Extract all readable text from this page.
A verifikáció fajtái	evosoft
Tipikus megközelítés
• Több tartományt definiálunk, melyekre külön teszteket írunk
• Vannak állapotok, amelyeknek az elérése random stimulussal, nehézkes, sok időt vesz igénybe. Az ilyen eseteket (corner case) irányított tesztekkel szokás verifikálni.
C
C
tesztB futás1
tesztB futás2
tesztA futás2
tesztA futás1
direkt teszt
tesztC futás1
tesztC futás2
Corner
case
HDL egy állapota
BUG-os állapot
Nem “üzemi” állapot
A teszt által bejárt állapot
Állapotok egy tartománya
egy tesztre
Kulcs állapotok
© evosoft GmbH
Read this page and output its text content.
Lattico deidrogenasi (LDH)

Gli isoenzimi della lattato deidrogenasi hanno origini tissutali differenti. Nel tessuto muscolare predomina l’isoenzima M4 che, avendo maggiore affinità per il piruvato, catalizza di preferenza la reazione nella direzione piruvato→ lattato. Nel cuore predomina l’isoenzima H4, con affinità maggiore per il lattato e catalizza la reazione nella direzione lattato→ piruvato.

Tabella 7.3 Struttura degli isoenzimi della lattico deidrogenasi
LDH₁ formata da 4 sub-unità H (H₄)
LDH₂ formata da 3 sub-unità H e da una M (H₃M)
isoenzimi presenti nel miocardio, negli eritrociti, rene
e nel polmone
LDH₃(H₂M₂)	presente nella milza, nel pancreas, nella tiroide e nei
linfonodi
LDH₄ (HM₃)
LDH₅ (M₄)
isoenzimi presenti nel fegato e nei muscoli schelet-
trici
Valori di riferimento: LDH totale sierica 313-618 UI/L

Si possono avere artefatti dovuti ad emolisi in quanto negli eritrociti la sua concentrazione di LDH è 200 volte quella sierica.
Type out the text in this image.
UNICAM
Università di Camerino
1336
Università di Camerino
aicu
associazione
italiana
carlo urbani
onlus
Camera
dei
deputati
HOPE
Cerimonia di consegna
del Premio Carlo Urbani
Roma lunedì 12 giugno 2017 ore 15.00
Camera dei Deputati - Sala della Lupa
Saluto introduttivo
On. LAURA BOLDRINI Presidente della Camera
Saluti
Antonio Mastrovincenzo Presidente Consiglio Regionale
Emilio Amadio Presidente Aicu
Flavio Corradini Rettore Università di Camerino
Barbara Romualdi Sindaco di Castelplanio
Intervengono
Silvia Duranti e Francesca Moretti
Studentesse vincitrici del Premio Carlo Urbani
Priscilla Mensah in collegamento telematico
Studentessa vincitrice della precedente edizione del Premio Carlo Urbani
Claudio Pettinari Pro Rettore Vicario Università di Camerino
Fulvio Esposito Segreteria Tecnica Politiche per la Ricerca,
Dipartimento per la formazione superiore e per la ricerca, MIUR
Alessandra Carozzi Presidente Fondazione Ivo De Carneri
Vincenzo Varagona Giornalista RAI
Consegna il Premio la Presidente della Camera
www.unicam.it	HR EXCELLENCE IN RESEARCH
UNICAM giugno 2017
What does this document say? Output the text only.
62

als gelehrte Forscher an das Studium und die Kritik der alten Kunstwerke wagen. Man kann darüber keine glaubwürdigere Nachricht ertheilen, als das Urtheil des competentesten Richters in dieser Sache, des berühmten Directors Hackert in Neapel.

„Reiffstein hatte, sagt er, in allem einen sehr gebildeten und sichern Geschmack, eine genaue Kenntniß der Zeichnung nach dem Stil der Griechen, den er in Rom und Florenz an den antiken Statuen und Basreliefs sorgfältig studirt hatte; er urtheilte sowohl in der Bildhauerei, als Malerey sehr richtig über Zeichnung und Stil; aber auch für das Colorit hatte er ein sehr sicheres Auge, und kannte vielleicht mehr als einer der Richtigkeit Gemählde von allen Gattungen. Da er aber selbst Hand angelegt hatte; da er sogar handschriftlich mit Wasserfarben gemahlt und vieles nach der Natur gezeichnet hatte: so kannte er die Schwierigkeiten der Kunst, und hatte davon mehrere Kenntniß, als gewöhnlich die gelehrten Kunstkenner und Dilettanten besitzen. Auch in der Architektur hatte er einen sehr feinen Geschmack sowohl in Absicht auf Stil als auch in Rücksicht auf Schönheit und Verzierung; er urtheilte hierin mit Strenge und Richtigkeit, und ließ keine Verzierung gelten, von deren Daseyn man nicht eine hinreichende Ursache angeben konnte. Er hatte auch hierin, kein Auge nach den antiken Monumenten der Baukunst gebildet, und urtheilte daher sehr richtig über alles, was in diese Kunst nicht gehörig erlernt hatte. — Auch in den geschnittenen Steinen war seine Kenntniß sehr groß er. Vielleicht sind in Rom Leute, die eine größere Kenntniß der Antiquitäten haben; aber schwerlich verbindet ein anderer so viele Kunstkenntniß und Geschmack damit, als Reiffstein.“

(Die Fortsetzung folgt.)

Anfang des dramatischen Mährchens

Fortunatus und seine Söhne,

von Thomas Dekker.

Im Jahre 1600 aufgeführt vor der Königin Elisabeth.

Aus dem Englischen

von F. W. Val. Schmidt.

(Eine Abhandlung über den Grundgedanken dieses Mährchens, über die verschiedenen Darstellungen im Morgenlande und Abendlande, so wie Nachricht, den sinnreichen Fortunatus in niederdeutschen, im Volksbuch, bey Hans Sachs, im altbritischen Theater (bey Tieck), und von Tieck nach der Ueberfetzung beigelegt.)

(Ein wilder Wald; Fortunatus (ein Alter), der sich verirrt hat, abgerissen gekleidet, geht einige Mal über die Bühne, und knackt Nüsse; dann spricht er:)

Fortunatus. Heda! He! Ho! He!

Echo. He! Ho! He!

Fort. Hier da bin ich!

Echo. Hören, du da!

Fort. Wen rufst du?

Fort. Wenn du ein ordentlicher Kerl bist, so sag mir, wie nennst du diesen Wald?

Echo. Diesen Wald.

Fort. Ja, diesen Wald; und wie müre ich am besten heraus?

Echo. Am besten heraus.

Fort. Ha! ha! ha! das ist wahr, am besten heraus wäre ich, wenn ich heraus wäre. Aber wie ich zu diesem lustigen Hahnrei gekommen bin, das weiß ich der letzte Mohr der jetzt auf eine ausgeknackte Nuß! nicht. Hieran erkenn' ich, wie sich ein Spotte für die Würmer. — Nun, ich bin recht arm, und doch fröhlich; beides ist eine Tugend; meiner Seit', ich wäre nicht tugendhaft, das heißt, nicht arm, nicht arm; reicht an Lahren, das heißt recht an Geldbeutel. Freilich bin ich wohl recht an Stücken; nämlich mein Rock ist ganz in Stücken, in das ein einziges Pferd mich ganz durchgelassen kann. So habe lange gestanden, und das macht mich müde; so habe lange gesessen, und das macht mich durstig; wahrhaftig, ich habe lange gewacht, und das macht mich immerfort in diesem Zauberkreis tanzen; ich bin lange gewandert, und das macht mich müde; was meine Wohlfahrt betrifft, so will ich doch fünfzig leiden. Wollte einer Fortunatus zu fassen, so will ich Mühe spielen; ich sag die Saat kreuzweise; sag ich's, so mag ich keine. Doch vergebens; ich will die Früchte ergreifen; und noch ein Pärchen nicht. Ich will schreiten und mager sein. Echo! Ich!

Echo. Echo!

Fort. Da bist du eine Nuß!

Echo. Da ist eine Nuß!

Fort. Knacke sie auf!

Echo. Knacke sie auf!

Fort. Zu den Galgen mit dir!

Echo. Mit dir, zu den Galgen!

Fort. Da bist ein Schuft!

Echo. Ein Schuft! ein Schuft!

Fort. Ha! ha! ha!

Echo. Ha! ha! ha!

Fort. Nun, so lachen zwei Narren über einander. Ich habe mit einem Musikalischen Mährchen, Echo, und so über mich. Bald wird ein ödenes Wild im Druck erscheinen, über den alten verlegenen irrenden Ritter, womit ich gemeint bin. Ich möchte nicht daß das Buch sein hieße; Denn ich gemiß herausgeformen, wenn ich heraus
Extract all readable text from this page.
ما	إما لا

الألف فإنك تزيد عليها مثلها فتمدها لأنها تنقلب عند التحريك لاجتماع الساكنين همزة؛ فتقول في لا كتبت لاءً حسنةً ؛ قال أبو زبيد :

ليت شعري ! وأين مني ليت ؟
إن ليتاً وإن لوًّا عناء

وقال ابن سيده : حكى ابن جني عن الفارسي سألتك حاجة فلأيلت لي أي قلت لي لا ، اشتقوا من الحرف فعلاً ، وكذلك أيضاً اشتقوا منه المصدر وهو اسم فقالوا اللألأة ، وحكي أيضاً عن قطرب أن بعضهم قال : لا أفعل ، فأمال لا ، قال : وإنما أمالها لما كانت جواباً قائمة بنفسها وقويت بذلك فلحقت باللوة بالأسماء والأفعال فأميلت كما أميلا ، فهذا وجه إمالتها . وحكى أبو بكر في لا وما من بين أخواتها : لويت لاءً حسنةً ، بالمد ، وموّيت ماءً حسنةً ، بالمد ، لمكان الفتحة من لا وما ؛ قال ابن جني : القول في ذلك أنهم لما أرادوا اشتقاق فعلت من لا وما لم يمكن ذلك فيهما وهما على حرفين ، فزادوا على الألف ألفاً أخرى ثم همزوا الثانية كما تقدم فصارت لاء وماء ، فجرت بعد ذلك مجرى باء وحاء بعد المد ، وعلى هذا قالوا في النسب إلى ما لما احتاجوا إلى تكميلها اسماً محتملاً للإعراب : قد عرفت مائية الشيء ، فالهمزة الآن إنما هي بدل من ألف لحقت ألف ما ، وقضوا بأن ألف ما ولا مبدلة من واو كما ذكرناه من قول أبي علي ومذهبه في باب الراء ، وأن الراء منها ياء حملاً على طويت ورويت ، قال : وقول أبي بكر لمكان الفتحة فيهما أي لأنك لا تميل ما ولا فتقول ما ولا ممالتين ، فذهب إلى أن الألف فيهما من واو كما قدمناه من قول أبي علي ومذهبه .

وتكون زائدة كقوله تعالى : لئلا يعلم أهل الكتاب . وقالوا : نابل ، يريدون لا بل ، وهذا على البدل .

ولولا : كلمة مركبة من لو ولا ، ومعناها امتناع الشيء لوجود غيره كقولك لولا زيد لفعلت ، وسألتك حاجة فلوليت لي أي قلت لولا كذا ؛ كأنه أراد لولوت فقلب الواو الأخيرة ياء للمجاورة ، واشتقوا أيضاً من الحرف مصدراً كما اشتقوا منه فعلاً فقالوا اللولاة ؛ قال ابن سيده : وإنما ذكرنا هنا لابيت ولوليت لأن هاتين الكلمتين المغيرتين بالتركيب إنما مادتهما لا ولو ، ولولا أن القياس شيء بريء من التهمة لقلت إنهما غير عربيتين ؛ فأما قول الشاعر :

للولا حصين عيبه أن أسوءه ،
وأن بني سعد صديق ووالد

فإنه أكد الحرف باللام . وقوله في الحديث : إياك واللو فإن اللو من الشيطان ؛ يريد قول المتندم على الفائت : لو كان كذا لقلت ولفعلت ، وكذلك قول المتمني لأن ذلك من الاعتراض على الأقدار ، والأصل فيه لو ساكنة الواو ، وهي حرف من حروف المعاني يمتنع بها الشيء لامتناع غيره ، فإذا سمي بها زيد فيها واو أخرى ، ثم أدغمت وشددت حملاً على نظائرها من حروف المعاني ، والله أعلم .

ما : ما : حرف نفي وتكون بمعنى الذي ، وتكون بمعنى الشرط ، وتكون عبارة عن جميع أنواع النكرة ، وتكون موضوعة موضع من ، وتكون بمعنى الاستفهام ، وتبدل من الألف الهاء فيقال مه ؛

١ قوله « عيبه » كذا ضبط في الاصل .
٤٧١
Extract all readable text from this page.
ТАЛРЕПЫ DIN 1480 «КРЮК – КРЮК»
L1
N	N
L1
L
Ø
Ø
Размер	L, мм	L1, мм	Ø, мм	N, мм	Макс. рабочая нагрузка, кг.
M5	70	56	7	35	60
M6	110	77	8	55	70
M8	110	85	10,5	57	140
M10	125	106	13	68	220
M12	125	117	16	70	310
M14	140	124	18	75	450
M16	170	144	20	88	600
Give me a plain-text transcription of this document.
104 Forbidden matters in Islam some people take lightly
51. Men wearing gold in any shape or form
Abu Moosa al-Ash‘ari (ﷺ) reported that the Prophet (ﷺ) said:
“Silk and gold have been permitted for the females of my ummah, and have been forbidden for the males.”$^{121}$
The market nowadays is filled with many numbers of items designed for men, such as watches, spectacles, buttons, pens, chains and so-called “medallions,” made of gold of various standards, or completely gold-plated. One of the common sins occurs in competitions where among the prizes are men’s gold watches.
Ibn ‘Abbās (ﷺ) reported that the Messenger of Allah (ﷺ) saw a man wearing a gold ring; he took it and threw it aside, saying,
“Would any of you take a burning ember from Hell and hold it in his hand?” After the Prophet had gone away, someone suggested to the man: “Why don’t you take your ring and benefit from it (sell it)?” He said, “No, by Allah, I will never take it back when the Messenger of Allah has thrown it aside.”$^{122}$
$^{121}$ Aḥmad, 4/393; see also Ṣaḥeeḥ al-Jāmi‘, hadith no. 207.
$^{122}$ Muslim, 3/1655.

_Task_
Where a line above contains the string "giugno", copy that line.

_In response_
Roma lunedì 12 giugno 2017 ore 15.00
UNICAM giugno 2017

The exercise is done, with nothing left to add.